- EXERCISES TO COMPLETE
(a) Name the countries where, according to the text on African-made HIV drugs below, new factories are opening by late 2025.
(b) In the text on African-made HIV drugs below, how many person-years of first-line ARV treatment does Africa need each year?

- SELECTED TEXT
|---|
A nurse giving an HIV injection to a woman in a rural clinic, with a child getting tested using locally made diagnostics.

Who’s Paying for This?

The money isn’t coming from African governments alone. It’s a mix. The Global Fund has committed hundreds of millions to help African manufacturers meet WHO standards. Unitaid and the Gates Foundation are funding market-shaping tools - like bulk purchasing agreements - to guarantee demand. CIFF, the Children’s Investment Fund Foundation, is helping train regulatory inspectors.

This isn’t aid. It’s investment. For every dollar spent to build an African factory, experts estimate $7-$10 is saved in long-term import costs and emergency shipments. And when those factories hire local engineers, chemists, and logistics staff? They create jobs. They build expertise. They create a new economic sector.

What Comes Next?

The next step is simple: scale. More factories. More drugs. More diagnostics. More integration.

By 2027, we could see African-made ARVs covering 10% of the continent’s needs. By 2030, maybe 25%. That’s still not enough. But it’s a start. And it’s a shift. For the first time, people living with HIV in Africa aren’t just recipients of medicine made elsewhere. They’re part of a movement - one where their continent makes the tools that save their lives.

This isn’t about replacing Indian generics. It’s about adding African ones. It’s about choice. Speed. Control. And dignity.

Are African-made antiretroviral drugs as effective as those made in India or the U.S.?

Yes. Every African-made antiretroviral drug approved for Global Fund procurement must pass WHO prequalification, which requires proof of quality, safety, and effectiveness equal to the strictest global standards. The TLD pill made in Kenya, for example, was tested in clinical trials across multiple African countries and matched the performance of brand-name and Indian-made versions. Regulatory bodies don’t lower standards for local production - they raise the bar.

Why did it take so long for African manufacturers to produce WHO-prequalified ARVs?

It wasn’t a lack of skill - it was a lack of support. Most African pharmaceutical companies lacked funding to upgrade labs, hire regulatory experts, or navigate the complex WHO prequalification process. There was also little guaranteed demand. Without orders from large buyers like the Global Fund, factories couldn’t justify the investment. The breakthrough came when donors shifted from buying only from India to actively funding African manufacturers to meet international standards - creating a market where none existed before.

Can African countries really produce enough ARVs to meet their own needs?

Currently, no - but they’re on track. Africa needs 15 million person-years of first-line ARV treatment annually. Today, African manufacturers supply less than 5%. But with new factories opening in Kenya, Nigeria, South Africa, and Ethiopia by late 2025, that number could rise to 10-15% by 2027. Reaching 30% by 2030 is realistic if funding continues and regulatory systems harmonize across the continent. It’s not about replacing India overnight - it’s about building a parallel, sustainable system.
|---|
[Records from a collection]
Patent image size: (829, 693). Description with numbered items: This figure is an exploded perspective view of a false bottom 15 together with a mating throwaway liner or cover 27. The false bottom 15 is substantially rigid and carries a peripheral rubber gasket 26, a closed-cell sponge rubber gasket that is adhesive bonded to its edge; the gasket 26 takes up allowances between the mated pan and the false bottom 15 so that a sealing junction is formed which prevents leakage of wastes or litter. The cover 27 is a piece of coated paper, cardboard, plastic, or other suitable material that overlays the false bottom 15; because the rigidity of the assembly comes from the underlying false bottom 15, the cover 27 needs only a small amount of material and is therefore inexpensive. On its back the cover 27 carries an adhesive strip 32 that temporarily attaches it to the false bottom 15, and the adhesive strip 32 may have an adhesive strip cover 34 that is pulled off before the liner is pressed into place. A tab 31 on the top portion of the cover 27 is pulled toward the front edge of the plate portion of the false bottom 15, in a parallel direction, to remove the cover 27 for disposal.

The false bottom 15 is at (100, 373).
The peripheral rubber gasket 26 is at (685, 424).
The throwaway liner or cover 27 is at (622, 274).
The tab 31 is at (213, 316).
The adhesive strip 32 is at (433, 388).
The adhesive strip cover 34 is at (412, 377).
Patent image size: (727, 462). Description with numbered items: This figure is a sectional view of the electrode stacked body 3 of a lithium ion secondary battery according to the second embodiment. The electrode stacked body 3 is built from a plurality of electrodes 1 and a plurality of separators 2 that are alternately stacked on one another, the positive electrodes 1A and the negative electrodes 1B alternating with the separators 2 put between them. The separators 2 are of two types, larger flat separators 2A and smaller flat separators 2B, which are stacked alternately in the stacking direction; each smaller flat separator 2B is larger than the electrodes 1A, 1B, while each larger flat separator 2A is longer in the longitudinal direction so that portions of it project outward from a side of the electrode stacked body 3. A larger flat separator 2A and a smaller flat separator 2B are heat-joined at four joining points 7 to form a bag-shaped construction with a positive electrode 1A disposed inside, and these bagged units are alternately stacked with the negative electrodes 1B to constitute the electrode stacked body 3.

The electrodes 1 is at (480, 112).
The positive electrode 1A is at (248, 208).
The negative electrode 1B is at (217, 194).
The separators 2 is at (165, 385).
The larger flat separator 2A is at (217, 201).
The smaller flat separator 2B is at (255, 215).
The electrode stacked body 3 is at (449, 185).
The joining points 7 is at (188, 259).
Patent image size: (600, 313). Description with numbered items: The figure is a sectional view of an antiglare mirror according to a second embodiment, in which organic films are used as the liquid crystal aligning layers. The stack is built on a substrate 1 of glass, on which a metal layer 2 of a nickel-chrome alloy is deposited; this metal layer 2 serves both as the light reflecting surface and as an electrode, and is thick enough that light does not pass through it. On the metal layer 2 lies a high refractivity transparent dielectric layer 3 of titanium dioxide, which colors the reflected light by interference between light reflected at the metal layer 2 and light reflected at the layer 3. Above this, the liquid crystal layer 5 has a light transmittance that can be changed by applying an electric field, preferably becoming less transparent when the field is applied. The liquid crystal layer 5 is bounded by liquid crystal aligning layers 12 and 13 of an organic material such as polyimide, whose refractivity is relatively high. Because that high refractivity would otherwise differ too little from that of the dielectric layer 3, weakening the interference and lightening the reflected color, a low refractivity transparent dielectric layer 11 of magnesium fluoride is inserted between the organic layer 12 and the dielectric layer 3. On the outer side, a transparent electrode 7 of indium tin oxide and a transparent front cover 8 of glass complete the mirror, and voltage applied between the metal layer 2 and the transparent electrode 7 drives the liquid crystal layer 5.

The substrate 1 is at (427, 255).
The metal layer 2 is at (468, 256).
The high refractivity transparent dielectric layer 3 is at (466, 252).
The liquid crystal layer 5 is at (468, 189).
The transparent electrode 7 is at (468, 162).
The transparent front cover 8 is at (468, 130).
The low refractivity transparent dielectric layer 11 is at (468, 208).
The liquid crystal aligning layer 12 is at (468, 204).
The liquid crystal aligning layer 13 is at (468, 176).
|---|
- RESULTS OF THE TASKS
(a) Kenya, Nigeria, South Africa, Ethiopia

(b) 15 million person-years